━━━ EXERCISE INPUTS ━━━

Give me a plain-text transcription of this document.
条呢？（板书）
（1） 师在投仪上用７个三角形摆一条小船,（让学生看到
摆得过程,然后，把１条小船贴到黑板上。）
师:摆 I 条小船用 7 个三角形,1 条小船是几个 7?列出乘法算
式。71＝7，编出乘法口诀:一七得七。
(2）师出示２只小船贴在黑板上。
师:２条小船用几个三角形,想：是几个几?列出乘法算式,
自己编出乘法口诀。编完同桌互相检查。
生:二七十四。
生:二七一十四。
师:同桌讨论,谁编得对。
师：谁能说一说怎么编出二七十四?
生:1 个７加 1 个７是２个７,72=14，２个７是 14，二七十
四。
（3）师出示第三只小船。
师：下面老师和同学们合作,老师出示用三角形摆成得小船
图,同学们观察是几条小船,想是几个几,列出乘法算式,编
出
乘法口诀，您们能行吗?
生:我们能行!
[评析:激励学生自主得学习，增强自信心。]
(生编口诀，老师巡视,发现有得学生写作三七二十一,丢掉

━━━

WRITTEN REQUEST
Output the listing above without altering a single character.

SOLUTION TO THIS PROBLEM
Give me a plain-text transcription of this document.
条呢？（板书）
（1） 师在投仪上用７个三角形摆一条小船,（让学生看到
摆得过程,然后，把１条小船贴到黑板上。）
师:摆 I 条小船用 7 个三角形,1 条小船是几个 7?列出乘法算
式。71＝7，编出乘法口诀:一七得七。
(2）师出示２只小船贴在黑板上。
师:２条小船用几个三角形,想：是几个几?列出乘法算式,
自己编出乘法口诀。编完同桌互相检查。
生:二七十四。
生:二七一十四。
师:同桌讨论,谁编得对。
师：谁能说一说怎么编出二七十四?
生:1 个７加 1 个７是２个７,72=14，２个７是 14，二七十
四。
（3）师出示第三只小船。
师：下面老师和同学们合作,老师出示用三角形摆成得小船
图,同学们观察是几条小船,想是几个几,列出乘法算式,编
出
乘法口诀，您们能行吗?
生:我们能行!
[评析:激励学生自主得学习，增强自信心。]
(生编口诀，老师巡视,发现有得学生写作三七二十一,丢掉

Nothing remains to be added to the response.